• Task directions:
Will you write out the data exactly, excluding every picture?

• Data shown:

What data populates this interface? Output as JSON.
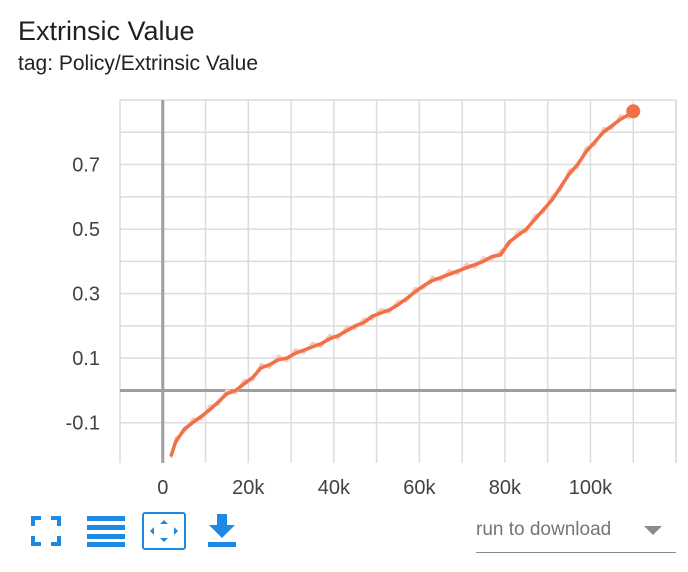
{
  "card": {
    "title": "Extrinsic Value",
    "subtitle": "tag: Policy/Extrinsic Value"
  },
  "toolbar": {
    "icons": [
      "fullscreen-icon",
      "toggle-y-log-icon",
      "fit-domain-icon",
      "download-icon"
    ]
  },
  "download": {
    "label": "run to download"
  },
  "colors": {
    "series": "#f07048",
    "series_raw": "#f8c8b8",
    "grid": "#dcdcdc",
    "zero_axis": "#9e9e9e",
    "icons": "#1e88e5"
  },
  "chart_data": {
    "type": "line",
    "title": "Extrinsic Value",
    "subtitle": "tag: Policy/Extrinsic Value",
    "xlabel": "",
    "ylabel": "",
    "xlim": [
      -10000,
      120000
    ],
    "ylim": [
      -0.2,
      0.9
    ],
    "x_ticks": [
      0,
      20000,
      40000,
      60000,
      80000,
      100000
    ],
    "x_tick_labels": [
      "0",
      "20k",
      "40k",
      "60k",
      "80k",
      "100k"
    ],
    "y_ticks": [
      -0.1,
      0.1,
      0.3,
      0.5,
      0.7
    ],
    "y_tick_labels": [
      "-0.1",
      "0.1",
      "0.3",
      "0.5",
      "0.7"
    ],
    "grid": true,
    "series": [
      {
        "smoothed": true,
        "x": [
          2000,
          3000,
          5000,
          7000,
          9000,
          11000,
          13000,
          15000,
          17000,
          19000,
          21000,
          23000,
          25000,
          27000,
          29000,
          31000,
          33000,
          35000,
          37000,
          39000,
          41000,
          43000,
          45000,
          47000,
          49000,
          51000,
          53000,
          55000,
          57000,
          59000,
          61000,
          63000,
          65000,
          67000,
          69000,
          71000,
          73000,
          75000,
          77000,
          79000,
          81000,
          83000,
          85000,
          87000,
          89000,
          91000,
          93000,
          95000,
          97000,
          99000,
          101000,
          103000,
          105000,
          107000,
          109000,
          110000
        ],
        "y": [
          -0.2,
          -0.16,
          -0.12,
          -0.1,
          -0.08,
          -0.06,
          -0.035,
          -0.01,
          0.0,
          0.02,
          0.04,
          0.07,
          0.08,
          0.095,
          0.1,
          0.115,
          0.125,
          0.135,
          0.145,
          0.16,
          0.17,
          0.185,
          0.2,
          0.21,
          0.23,
          0.24,
          0.25,
          0.265,
          0.285,
          0.305,
          0.325,
          0.34,
          0.35,
          0.36,
          0.37,
          0.38,
          0.39,
          0.4,
          0.415,
          0.42,
          0.46,
          0.48,
          0.5,
          0.53,
          0.56,
          0.59,
          0.63,
          0.67,
          0.7,
          0.74,
          0.77,
          0.8,
          0.82,
          0.84,
          0.855,
          0.865
        ]
      }
    ]
  }
}
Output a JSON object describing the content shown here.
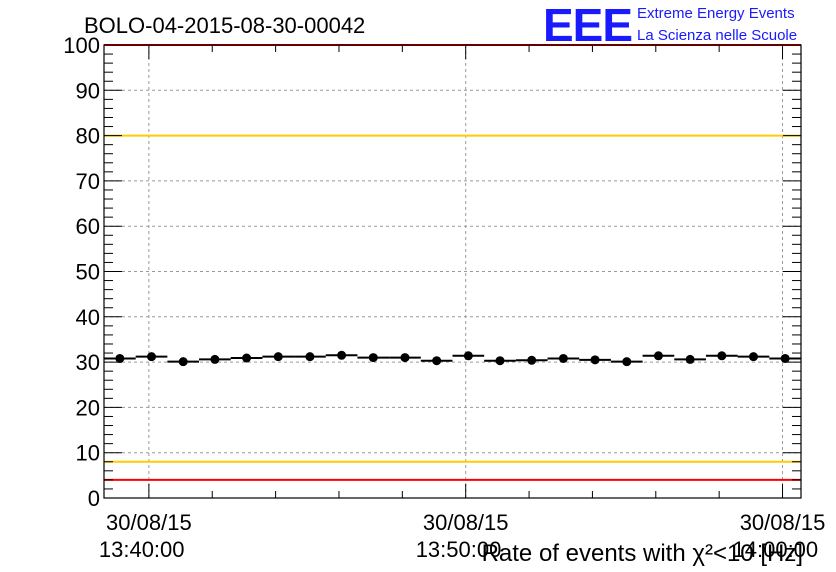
{
  "run_title": "BOLO-04-2015-08-30-00042",
  "logo": {
    "mark": "EEE",
    "line1": "Extreme Energy Events",
    "line2": "La Scienza nelle Scuole",
    "color": "#1a1aff"
  },
  "chart_data": {
    "type": "scatter",
    "title": "BOLO-04-2015-08-30-00042",
    "xlabel": "Rate of events with χ²<10 [Hz]",
    "ylabel": "",
    "ylim": [
      0,
      100
    ],
    "grid": true,
    "y_ticks": [
      "0",
      "10",
      "20",
      "30",
      "40",
      "50",
      "60",
      "70",
      "80",
      "90",
      "100"
    ],
    "x_ticks": [
      {
        "date": "30/08/15",
        "time": "13:40:00"
      },
      {
        "date": "30/08/15",
        "time": "13:50:00"
      },
      {
        "date": "30/08/15",
        "time": "14:00:00"
      }
    ],
    "x_range": [
      "13:38:35",
      "14:00:35"
    ],
    "bin_width_seconds": 60,
    "series": [
      {
        "x": [
          "13:39:05",
          "13:40:05",
          "13:41:05",
          "13:42:05",
          "13:43:05",
          "13:44:05",
          "13:45:05",
          "13:46:05",
          "13:47:05",
          "13:48:05",
          "13:49:05",
          "13:50:05",
          "13:51:05",
          "13:52:05",
          "13:53:05",
          "13:54:05",
          "13:55:05",
          "13:56:05",
          "13:57:05",
          "13:58:05",
          "13:59:05",
          "14:00:05"
        ],
        "y": [
          30.8,
          31.2,
          30.1,
          30.6,
          30.9,
          31.2,
          31.2,
          31.5,
          31.0,
          31.0,
          30.3,
          31.4,
          30.3,
          30.4,
          30.8,
          30.5,
          30.1,
          31.4,
          30.6,
          31.4,
          31.2,
          30.8
        ],
        "color": "#000000"
      }
    ],
    "reference_lines": [
      {
        "y": 100,
        "color": "#ff0000"
      },
      {
        "y": 80,
        "color": "#ffcc00"
      },
      {
        "y": 8,
        "color": "#ffcc00"
      },
      {
        "y": 4,
        "color": "#ff0000"
      }
    ]
  }
}
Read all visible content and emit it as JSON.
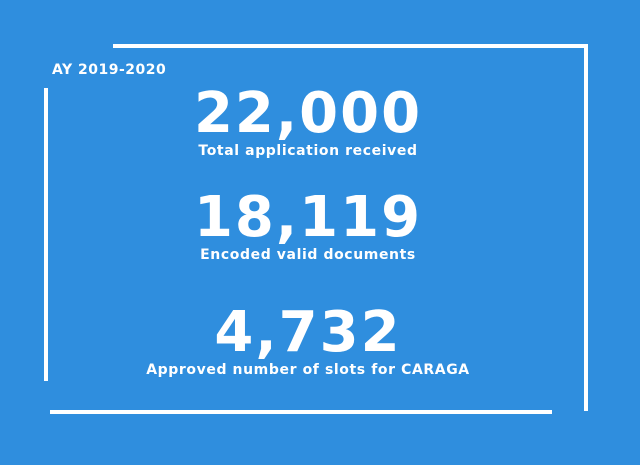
{
  "year_label": "AY 2019-2020",
  "stats": [
    {
      "number": "22,000",
      "caption": "Total application received"
    },
    {
      "number": "18,119",
      "caption": "Encoded valid documents"
    },
    {
      "number": "4,732",
      "caption": "Approved number of slots for CARAGA"
    }
  ]
}
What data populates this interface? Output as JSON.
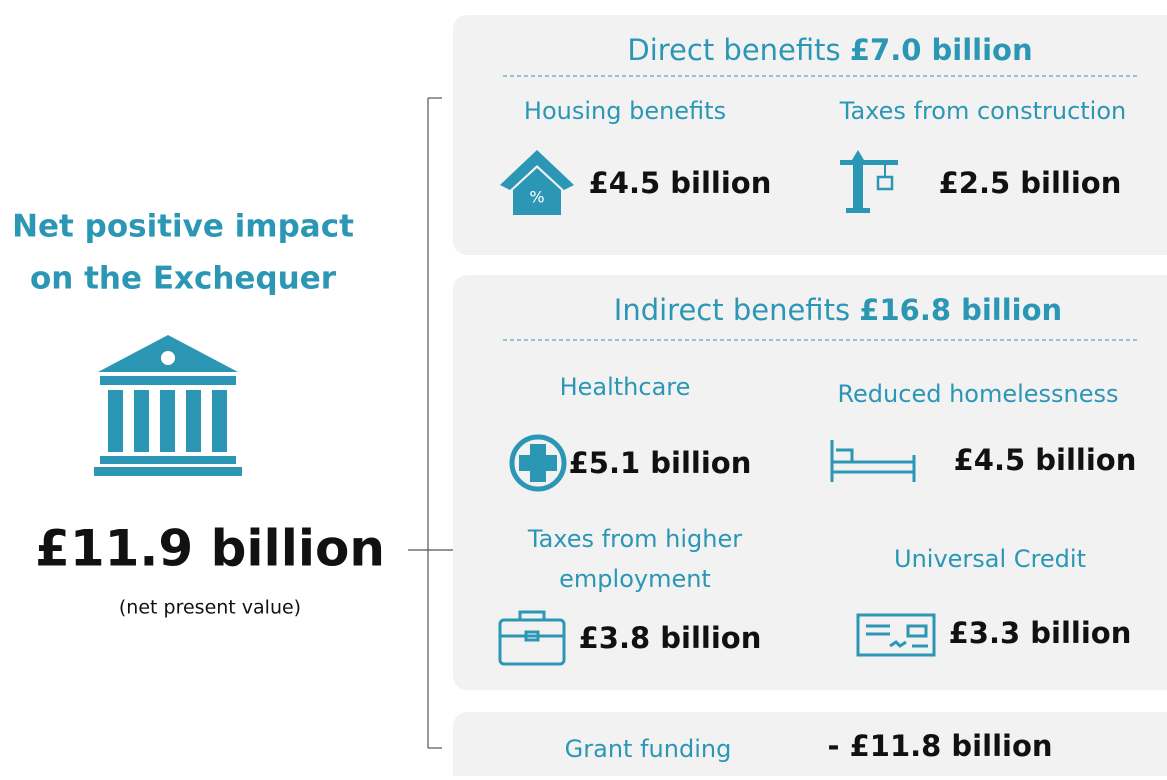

• Answer in full:
What data populates this interface? Output as JSON.
{
  "card": {
    "title": "Extrinsic Value",
    "subtitle": "tag: Policy/Extrinsic Value"
  },
  "toolbar": {
    "icons": [
      "fullscreen-icon",
      "toggle-y-log-icon",
      "fit-domain-icon",
      "download-icon"
    ]
  },
  "download": {
    "label": "run to download"
  },
  "colors": {
    "series": "#f07048",
    "series_raw": "#f8c8b8",
    "grid": "#dcdcdc",
    "zero_axis": "#9e9e9e",
    "icons": "#1e88e5"
  },
  "chart_data": {
    "type": "line",
    "title": "Extrinsic Value",
    "subtitle": "tag: Policy/Extrinsic Value",
    "xlabel": "",
    "ylabel": "",
    "xlim": [
      -10000,
      120000
    ],
    "ylim": [
      -0.2,
      0.9
    ],
    "x_ticks": [
      0,
      20000,
      40000,
      60000,
      80000,
      100000
    ],
    "x_tick_labels": [
      "0",
      "20k",
      "40k",
      "60k",
      "80k",
      "100k"
    ],
    "y_ticks": [
      -0.1,
      0.1,
      0.3,
      0.5,
      0.7
    ],
    "y_tick_labels": [
      "-0.1",
      "0.1",
      "0.3",
      "0.5",
      "0.7"
    ],
    "grid": true,
    "series": [
      {
        "smoothed": true,
        "x": [
          2000,
          3000,
          5000,
          7000,
          9000,
          11000,
          13000,
          15000,
          17000,
          19000,
          21000,
          23000,
          25000,
          27000,
          29000,
          31000,
          33000,
          35000,
          37000,
          39000,
          41000,
          43000,
          45000,
          47000,
          49000,
          51000,
          53000,
          55000,
          57000,
          59000,
          61000,
          63000,
          65000,
          67000,
          69000,
          71000,
          73000,
          75000,
          77000,
          79000,
          81000,
          83000,
          85000,
          87000,
          89000,
          91000,
          93000,
          95000,
          97000,
          99000,
          101000,
          103000,
          105000,
          107000,
          109000,
          110000
        ],
        "y": [
          -0.2,
          -0.16,
          -0.12,
          -0.1,
          -0.08,
          -0.06,
          -0.035,
          -0.01,
          0.0,
          0.02,
          0.04,
          0.07,
          0.08,
          0.095,
          0.1,
          0.115,
          0.125,
          0.135,
          0.145,
          0.16,
          0.17,
          0.185,
          0.2,
          0.21,
          0.23,
          0.24,
          0.25,
          0.265,
          0.285,
          0.305,
          0.325,
          0.34,
          0.35,
          0.36,
          0.37,
          0.38,
          0.39,
          0.4,
          0.415,
          0.42,
          0.46,
          0.48,
          0.5,
          0.53,
          0.56,
          0.59,
          0.63,
          0.67,
          0.7,
          0.74,
          0.77,
          0.8,
          0.82,
          0.84,
          0.855,
          0.865
        ]
      }
    ]
  }
}
Output a JSON object describing the content shown here.
{
  "run_title": "BOLO-04-2015-08-30-00042",
  "logo": {
    "mark": "EEE",
    "line1": "Extreme Energy Events",
    "line2": "La Scienza nelle Scuole",
    "color": "#1a1aff"
  },
  "chart_data": {
    "type": "scatter",
    "title": "BOLO-04-2015-08-30-00042",
    "xlabel": "Rate of events with χ²<10 [Hz]",
    "ylabel": "",
    "ylim": [
      0,
      100
    ],
    "grid": true,
    "y_ticks": [
      "0",
      "10",
      "20",
      "30",
      "40",
      "50",
      "60",
      "70",
      "80",
      "90",
      "100"
    ],
    "x_ticks": [
      {
        "date": "30/08/15",
        "time": "13:40:00"
      },
      {
        "date": "30/08/15",
        "time": "13:50:00"
      },
      {
        "date": "30/08/15",
        "time": "14:00:00"
      }
    ],
    "x_range": [
      "13:38:35",
      "14:00:35"
    ],
    "bin_width_seconds": 60,
    "series": [
      {
        "x": [
          "13:39:05",
          "13:40:05",
          "13:41:05",
          "13:42:05",
          "13:43:05",
          "13:44:05",
          "13:45:05",
          "13:46:05",
          "13:47:05",
          "13:48:05",
          "13:49:05",
          "13:50:05",
          "13:51:05",
          "13:52:05",
          "13:53:05",
          "13:54:05",
          "13:55:05",
          "13:56:05",
          "13:57:05",
          "13:58:05",
          "13:59:05",
          "14:00:05"
        ],
        "y": [
          30.8,
          31.2,
          30.1,
          30.6,
          30.9,
          31.2,
          31.2,
          31.5,
          31.0,
          31.0,
          30.3,
          31.4,
          30.3,
          30.4,
          30.8,
          30.5,
          30.1,
          31.4,
          30.6,
          31.4,
          31.2,
          30.8
        ],
        "color": "#000000"
      }
    ],
    "reference_lines": [
      {
        "y": 100,
        "color": "#ff0000"
      },
      {
        "y": 80,
        "color": "#ffcc00"
      },
      {
        "y": 8,
        "color": "#ffcc00"
      },
      {
        "y": 4,
        "color": "#ff0000"
      }
    ]
  }
}
Read all visible content and emit it as JSON.
{
  "year_label": "AY 2019-2020",
  "stats": [
    {
      "number": "22,000",
      "caption": "Total application received"
    },
    {
      "number": "18,119",
      "caption": "Encoded valid documents"
    },
    {
      "number": "4,732",
      "caption": "Approved number of slots for CARAGA"
    }
  ]
}
What data populates this interface? Output as JSON.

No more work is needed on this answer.